> [SUPPLIED PASSAGE]
Thailand’s cabinet is set to vote on implementation of a new 10% capital gains tax on profits from cryptocurrency investment. Royal Decree will empower the SEC to regulate digital currencies.
New Tax Part of Royal Decree
The Thai Revenue Department has asked the cabinet to vote on an amendment to the new revenue code which would include a proposed 10% capital gains tax on profits from trading in cryptocurrency according to a source inside the ministry of finance.
The Bangkok Post reported this morning that the tax will be part of a Royal Decree proposed to allow the SEC to comprehensively regulate all aspects of the crypto market including ICO’s.
The new decree will classify cryptocurrency as digital assets, not currency, meaning that the SEC will be charged with regulating all aspects of virtual coins. Rapee Sucharitakul the secretary -general of the SEC said the regulations should set standards for information disclosure of cryptocurrency trading while also overseeing the launching and proceeds generated by ICO’s.
He was further quoted by the Post speaking about investor protection included in the new regulations as saying;
“The regulatory framework will cover cryptocurrencies in several areas, including investor protections and how cryptocurrencies have sometimes been used as a medium for money-laundering, tax avoidance and Ponzi schemes”

> [INFORMATION PROVIDED]
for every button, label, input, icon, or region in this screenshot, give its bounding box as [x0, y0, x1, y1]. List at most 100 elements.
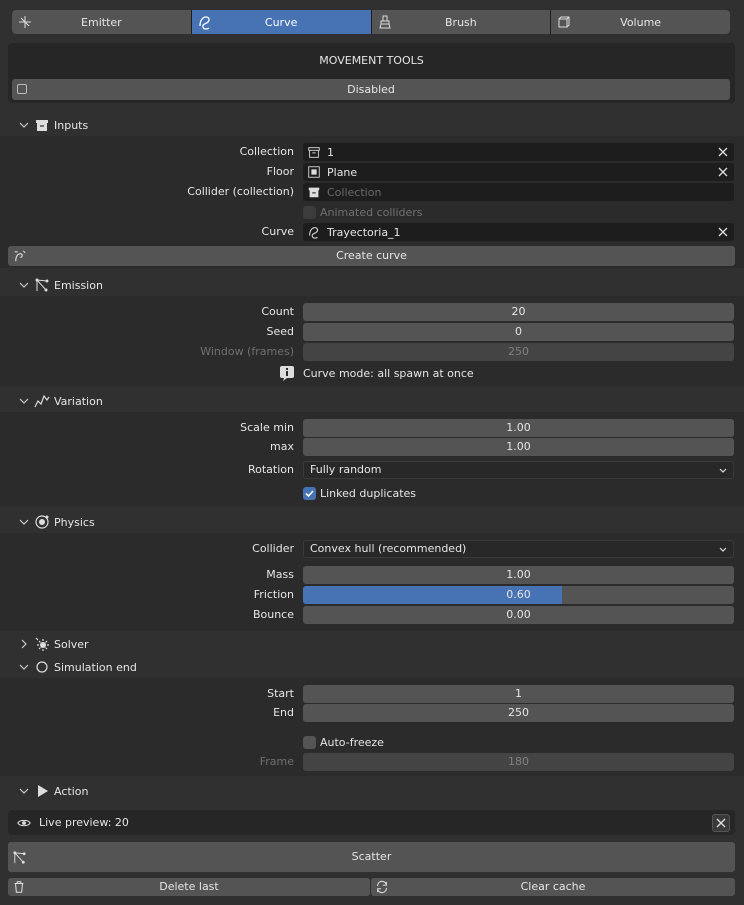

> [TASK BRIEF] Reproduce everything in the article on Thailand's proposed crypto tax from "New Tax Part" down to "generated by ICO’s.", with no change to the wording.

> [FINAL RESULT]
New Tax Part of Royal Decree
The Thai Revenue Department has asked the cabinet to vote on an amendment to the new revenue code which would include a proposed 10% capital gains tax on profits from trading in cryptocurrency according to a source inside the ministry of finance.
The Bangkok Post reported this morning that the tax will be part of a Royal Decree proposed to allow the SEC to comprehensively regulate all aspects of the crypto market including ICO’s.
The new decree will classify cryptocurrency as digital assets, not currency, meaning that the SEC will be charged with regulating all aspects of virtual coins. Rapee Sucharitakul the secretary -general of the SEC said the regulations should set standards for information disclosure of cryptocurrency trading while also overseeing the launching and proceeds generated by ICO’s.